● **DIRECTIVE**
Repeat the records verbatim from the line with "Where is each" through the line with "data-point [104,1524,111,1530]", including both of those lines. Leave the pictures out.

● **INFORMATION SUPPLIED**
+---+

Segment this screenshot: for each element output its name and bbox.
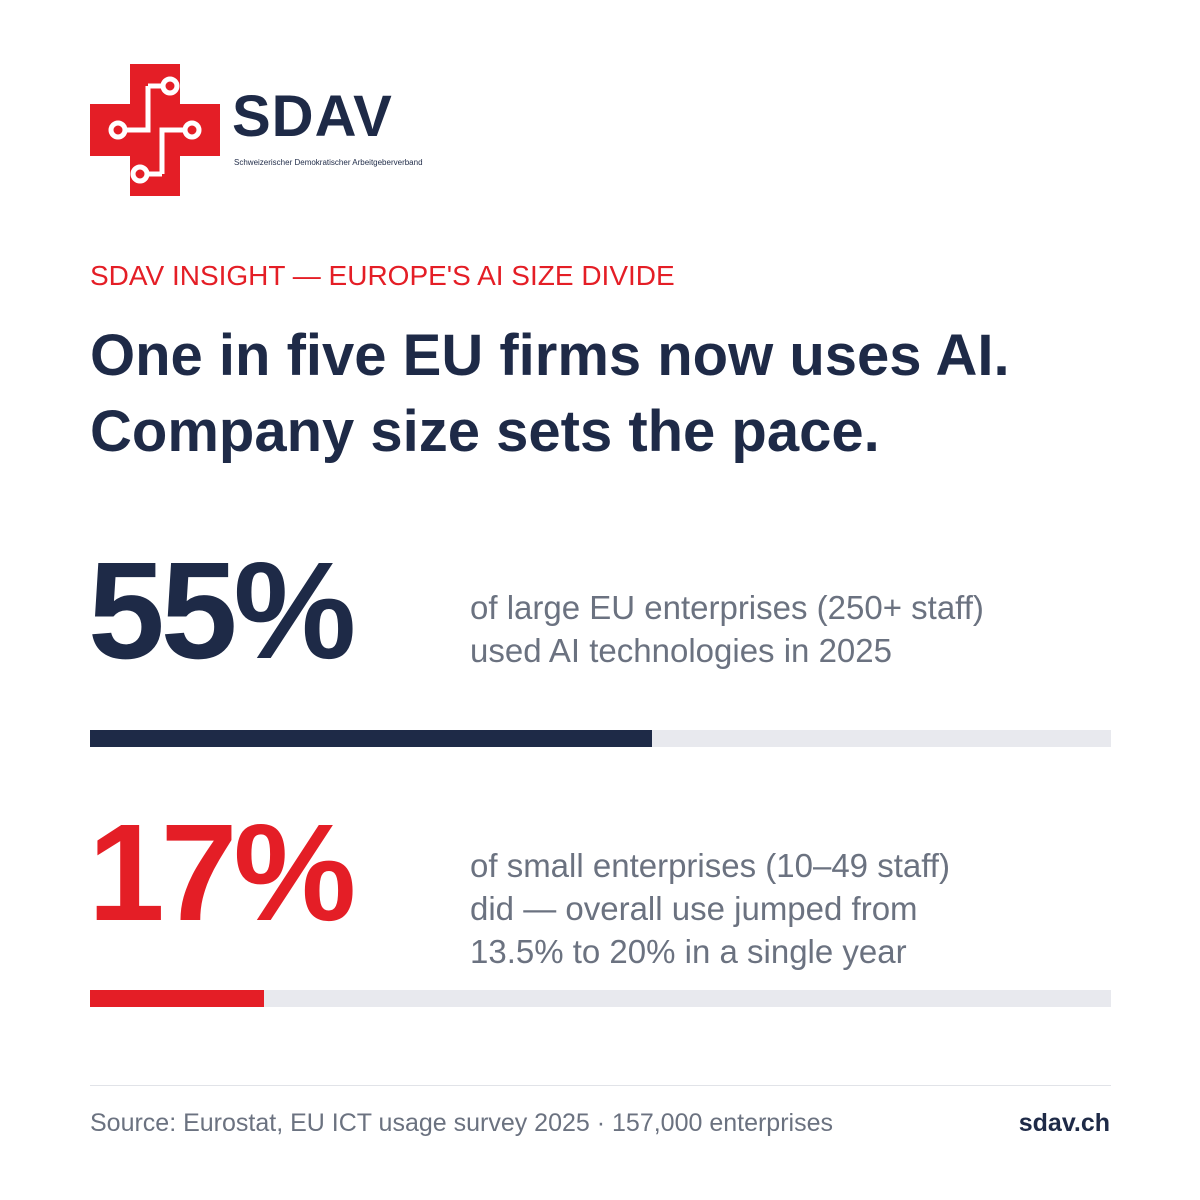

+---+

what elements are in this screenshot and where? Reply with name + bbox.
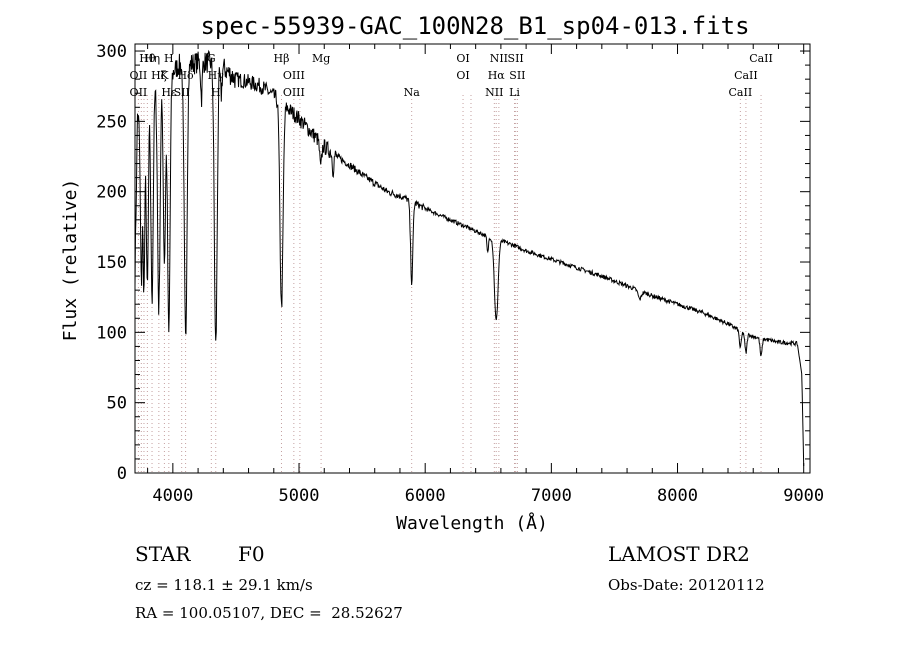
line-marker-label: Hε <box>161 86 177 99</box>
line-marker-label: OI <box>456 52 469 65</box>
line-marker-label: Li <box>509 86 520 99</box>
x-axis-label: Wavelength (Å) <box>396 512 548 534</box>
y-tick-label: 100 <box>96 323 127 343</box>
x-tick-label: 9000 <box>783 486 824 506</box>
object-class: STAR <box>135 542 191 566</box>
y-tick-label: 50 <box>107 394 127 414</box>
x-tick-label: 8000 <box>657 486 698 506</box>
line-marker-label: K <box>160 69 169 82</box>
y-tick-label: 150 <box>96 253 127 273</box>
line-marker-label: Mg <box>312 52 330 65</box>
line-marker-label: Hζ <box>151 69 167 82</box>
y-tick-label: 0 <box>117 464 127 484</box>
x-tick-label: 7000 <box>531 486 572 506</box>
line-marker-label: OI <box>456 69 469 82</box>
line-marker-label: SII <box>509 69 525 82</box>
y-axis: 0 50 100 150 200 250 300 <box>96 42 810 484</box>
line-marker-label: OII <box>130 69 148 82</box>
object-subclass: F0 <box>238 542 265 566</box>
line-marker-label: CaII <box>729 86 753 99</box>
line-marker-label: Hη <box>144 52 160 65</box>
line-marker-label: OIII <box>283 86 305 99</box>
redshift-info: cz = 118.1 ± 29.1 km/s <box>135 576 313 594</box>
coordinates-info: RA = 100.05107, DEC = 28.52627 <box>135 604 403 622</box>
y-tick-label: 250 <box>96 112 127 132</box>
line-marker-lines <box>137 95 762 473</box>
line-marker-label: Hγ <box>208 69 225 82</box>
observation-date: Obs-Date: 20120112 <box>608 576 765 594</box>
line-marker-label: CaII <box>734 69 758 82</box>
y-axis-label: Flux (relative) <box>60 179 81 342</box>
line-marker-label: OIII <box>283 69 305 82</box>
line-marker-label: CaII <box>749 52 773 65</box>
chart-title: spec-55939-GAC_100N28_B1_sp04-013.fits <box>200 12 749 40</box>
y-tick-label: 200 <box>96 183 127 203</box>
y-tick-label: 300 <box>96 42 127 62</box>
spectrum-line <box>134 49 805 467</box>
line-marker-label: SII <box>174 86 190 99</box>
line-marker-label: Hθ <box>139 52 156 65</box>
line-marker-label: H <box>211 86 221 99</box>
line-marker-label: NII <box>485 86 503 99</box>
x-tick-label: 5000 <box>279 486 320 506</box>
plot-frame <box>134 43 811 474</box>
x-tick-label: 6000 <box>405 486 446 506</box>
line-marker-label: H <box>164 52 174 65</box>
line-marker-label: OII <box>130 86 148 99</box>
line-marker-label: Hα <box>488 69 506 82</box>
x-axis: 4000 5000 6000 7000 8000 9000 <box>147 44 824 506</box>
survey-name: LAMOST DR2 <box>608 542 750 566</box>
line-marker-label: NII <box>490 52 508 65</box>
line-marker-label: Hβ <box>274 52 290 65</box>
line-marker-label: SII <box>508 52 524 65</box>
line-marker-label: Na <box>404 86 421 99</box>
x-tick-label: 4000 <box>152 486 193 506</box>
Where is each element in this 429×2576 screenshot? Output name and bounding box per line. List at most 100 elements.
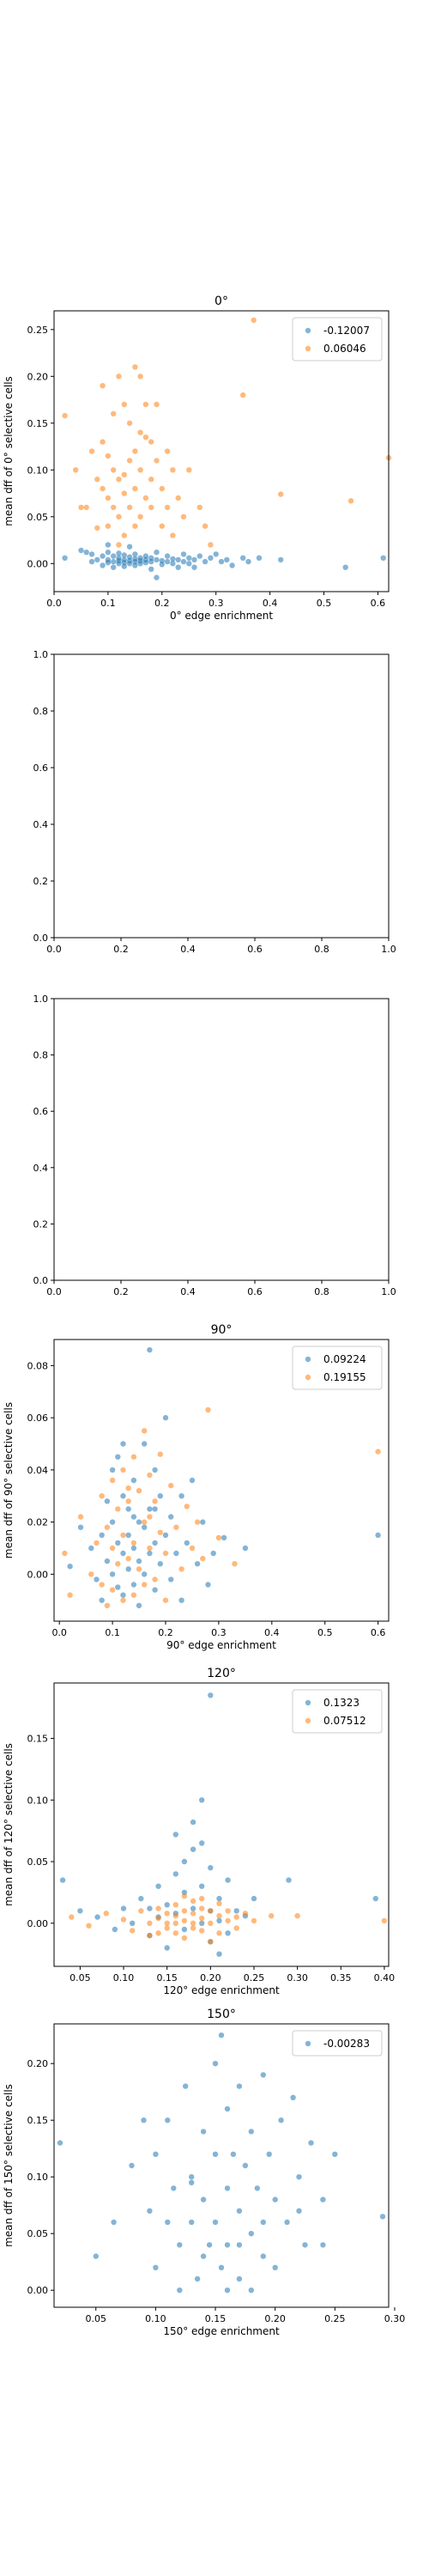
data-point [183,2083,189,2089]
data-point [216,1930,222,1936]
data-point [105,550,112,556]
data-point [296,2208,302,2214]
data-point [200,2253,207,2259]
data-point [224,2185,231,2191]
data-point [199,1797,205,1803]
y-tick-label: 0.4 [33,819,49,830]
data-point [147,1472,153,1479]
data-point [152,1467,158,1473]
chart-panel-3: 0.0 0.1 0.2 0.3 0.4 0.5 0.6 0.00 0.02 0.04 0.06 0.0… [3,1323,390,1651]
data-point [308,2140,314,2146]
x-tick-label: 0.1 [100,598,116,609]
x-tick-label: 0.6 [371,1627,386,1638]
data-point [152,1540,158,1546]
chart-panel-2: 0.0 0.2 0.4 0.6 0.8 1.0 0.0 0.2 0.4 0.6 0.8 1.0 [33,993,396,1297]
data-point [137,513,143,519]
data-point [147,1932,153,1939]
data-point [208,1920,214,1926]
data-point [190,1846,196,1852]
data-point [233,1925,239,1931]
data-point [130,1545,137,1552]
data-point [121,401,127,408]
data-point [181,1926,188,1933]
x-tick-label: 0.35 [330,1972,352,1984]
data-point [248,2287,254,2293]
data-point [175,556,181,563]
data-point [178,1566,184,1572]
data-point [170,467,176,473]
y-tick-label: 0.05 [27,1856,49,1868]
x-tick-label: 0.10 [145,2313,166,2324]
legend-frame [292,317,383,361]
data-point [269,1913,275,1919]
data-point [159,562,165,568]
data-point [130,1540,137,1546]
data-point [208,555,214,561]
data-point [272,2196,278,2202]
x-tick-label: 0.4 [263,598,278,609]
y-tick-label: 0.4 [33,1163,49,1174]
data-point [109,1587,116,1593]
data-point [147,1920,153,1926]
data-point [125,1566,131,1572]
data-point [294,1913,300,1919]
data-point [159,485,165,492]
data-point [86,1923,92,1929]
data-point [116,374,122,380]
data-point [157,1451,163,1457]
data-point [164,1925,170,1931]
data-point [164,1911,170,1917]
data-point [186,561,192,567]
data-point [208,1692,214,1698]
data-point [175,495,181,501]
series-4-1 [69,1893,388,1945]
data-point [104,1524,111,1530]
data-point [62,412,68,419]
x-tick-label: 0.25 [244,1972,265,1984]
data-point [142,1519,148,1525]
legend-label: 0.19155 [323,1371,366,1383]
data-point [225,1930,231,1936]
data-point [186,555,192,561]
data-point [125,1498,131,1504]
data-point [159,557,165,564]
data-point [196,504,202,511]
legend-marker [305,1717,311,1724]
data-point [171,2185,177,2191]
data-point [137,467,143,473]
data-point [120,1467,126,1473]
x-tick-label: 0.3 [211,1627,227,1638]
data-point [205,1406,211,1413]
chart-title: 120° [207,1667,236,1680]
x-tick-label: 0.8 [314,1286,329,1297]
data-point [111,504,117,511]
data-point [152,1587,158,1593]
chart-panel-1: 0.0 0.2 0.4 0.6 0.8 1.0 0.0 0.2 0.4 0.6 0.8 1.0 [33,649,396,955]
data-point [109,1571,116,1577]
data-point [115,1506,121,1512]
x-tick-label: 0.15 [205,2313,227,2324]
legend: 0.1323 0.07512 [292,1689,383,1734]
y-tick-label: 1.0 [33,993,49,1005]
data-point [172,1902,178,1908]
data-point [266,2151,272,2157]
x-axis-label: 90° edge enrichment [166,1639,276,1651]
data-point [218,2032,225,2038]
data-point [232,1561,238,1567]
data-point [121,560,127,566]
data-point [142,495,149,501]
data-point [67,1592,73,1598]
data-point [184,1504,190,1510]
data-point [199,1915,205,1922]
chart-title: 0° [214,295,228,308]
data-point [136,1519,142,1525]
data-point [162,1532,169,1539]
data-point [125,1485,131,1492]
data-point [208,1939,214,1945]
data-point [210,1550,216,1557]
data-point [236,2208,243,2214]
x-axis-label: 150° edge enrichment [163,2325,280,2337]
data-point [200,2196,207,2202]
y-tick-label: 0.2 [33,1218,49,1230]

+---+

● **SOLVED PROBLEM**
Where is each element in this 429×2576 screenshot? Output name and bounding box per line. List at most 100 elements.
data-point [183,2083,189,2089]
data-point [216,1930,222,1936]
data-point [105,550,112,556]
data-point [296,2208,302,2214]
data-point [200,2253,207,2259]
data-point [224,2185,231,2191]
data-point [199,1797,205,1803]
y-tick-label: 0.4 [33,819,49,830]
data-point [147,1472,153,1479]
data-point [152,1467,158,1473]
chart-panel-3: 0.0 0.1 0.2 0.3 0.4 0.5 0.6 0.00 0.02 0.04 0.06 0.0… [3,1323,390,1651]
data-point [308,2140,314,2146]
x-tick-label: 0.1 [100,598,116,609]
x-tick-label: 0.6 [371,1627,386,1638]
data-point [152,1540,158,1546]
chart-panel-2: 0.0 0.2 0.4 0.6 0.8 1.0 0.0 0.2 0.4 0.6 0.8 1.0 [33,993,396,1297]
data-point [137,513,143,519]
data-point [147,1932,153,1939]
data-point [208,1920,214,1926]
data-point [190,1846,196,1852]
data-point [233,1925,239,1931]
data-point [130,1545,137,1552]
data-point [121,401,127,408]
data-point [181,1926,188,1933]
x-tick-label: 0.35 [330,1972,352,1984]
data-point [248,2287,254,2293]
data-point [175,556,181,563]
data-point [178,1566,184,1572]
data-point [170,467,176,473]
y-tick-label: 0.05 [27,1856,49,1868]
x-tick-label: 0.10 [145,2313,166,2324]
legend-frame [292,317,383,361]
data-point [269,1913,275,1919]
data-point [159,562,165,568]
data-point [130,1540,137,1546]
data-point [208,555,214,561]
data-point [272,2196,278,2202]
x-tick-label: 0.4 [263,598,278,609]
y-tick-label: 0.4 [33,1163,49,1174]
data-point [109,1587,116,1593]
data-point [147,1920,153,1926]
data-point [125,1566,131,1572]
data-point [294,1913,300,1919]
data-point [159,485,165,492]
data-point [86,1923,92,1929]
data-point [116,374,122,380]
data-point [157,1451,163,1457]
data-point [164,1925,170,1931]
data-point [164,1911,170,1917]
data-point [186,561,192,567]
data-point [208,1692,214,1698]
data-point [175,495,181,501]
series-4-1 [69,1893,388,1945]
data-point [104,1524,111,1530]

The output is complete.